[Data records]
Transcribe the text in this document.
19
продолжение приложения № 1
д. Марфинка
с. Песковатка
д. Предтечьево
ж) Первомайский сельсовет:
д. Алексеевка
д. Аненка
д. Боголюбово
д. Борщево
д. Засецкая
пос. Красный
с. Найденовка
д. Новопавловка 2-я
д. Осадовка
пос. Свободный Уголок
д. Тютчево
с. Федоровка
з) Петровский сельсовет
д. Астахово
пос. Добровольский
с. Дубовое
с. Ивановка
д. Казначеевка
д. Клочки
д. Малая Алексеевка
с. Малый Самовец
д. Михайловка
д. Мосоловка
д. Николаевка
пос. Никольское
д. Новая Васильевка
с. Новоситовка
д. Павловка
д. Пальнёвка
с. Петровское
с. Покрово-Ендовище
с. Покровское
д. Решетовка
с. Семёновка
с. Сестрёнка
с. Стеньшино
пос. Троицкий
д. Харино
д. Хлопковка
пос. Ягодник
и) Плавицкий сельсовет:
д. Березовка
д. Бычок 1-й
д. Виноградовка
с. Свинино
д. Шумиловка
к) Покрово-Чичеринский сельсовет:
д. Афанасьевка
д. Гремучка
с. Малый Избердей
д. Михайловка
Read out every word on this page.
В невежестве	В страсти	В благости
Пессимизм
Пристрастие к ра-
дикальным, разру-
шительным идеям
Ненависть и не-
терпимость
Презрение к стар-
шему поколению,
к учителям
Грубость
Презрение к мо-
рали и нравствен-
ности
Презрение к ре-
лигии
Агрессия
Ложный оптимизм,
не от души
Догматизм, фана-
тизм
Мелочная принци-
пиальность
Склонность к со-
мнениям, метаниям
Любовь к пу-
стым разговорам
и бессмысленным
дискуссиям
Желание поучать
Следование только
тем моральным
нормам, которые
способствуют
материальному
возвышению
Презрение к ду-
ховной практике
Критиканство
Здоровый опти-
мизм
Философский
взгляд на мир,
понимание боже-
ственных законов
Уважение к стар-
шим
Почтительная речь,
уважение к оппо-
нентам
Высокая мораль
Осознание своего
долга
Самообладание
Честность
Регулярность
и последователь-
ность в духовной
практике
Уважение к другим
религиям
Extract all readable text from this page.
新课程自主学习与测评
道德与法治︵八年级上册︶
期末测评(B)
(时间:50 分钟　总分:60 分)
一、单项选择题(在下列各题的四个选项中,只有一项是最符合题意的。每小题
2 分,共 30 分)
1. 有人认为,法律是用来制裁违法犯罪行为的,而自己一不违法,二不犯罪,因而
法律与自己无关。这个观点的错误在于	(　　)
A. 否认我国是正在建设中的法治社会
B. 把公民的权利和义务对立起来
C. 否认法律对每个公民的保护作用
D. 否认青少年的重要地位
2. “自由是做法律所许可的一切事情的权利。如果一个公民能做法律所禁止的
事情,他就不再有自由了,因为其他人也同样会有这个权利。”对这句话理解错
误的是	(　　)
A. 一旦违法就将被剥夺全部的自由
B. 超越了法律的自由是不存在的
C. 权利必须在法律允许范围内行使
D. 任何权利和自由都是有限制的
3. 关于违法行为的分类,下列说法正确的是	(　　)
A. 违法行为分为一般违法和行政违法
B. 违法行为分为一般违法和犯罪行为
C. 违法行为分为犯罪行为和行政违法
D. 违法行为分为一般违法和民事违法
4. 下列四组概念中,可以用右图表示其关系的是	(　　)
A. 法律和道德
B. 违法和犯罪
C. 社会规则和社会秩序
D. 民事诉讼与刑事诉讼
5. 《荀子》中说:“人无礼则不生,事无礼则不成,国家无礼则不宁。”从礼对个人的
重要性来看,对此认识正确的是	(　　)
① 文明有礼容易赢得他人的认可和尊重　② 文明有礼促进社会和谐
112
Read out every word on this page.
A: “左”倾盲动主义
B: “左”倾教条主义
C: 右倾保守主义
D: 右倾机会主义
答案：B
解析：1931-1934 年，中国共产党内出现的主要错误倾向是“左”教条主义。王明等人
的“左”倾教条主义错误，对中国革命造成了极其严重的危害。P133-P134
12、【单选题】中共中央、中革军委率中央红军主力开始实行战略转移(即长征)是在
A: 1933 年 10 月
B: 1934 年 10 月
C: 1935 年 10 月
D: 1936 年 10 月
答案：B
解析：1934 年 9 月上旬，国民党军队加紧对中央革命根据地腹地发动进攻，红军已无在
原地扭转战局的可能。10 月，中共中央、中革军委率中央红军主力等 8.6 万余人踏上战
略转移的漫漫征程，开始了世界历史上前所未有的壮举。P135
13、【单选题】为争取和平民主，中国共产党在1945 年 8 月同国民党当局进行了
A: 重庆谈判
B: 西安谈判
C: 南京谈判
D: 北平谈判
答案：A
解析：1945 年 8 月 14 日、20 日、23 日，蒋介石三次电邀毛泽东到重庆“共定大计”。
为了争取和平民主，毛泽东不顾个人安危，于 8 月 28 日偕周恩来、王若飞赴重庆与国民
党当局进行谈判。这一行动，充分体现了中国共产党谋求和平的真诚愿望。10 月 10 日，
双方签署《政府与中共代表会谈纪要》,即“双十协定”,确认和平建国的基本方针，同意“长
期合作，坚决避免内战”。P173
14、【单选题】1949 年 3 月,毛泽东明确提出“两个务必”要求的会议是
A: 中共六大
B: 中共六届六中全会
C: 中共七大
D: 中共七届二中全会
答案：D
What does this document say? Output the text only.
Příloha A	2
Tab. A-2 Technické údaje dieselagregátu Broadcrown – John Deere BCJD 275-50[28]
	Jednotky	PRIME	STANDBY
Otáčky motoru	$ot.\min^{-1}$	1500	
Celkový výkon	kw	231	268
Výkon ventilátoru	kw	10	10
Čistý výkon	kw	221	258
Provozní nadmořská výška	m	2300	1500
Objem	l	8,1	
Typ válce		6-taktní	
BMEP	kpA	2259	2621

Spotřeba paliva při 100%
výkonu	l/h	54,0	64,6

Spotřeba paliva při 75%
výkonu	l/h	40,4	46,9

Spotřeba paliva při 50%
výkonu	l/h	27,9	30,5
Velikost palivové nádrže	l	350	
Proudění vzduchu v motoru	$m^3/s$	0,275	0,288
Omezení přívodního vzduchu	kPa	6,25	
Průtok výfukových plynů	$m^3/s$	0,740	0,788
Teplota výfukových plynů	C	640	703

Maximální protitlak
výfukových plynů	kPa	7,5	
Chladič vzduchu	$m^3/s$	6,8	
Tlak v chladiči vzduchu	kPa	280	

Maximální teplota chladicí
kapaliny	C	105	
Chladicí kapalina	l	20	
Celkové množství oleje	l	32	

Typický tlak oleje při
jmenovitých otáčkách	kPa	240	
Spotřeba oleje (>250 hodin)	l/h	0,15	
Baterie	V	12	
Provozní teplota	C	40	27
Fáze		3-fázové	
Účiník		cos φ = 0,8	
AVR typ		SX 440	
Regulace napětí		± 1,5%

WRITTEN TASK: From the material above, gather all lines that include the string "plynů" and copy them.

TASK ANSWER:
Průtok výfukových plynů	$m^3/s$	0,740	0,788
Teplota výfukových plynů	C	640	703
výfukových plynů	kPa	7,5	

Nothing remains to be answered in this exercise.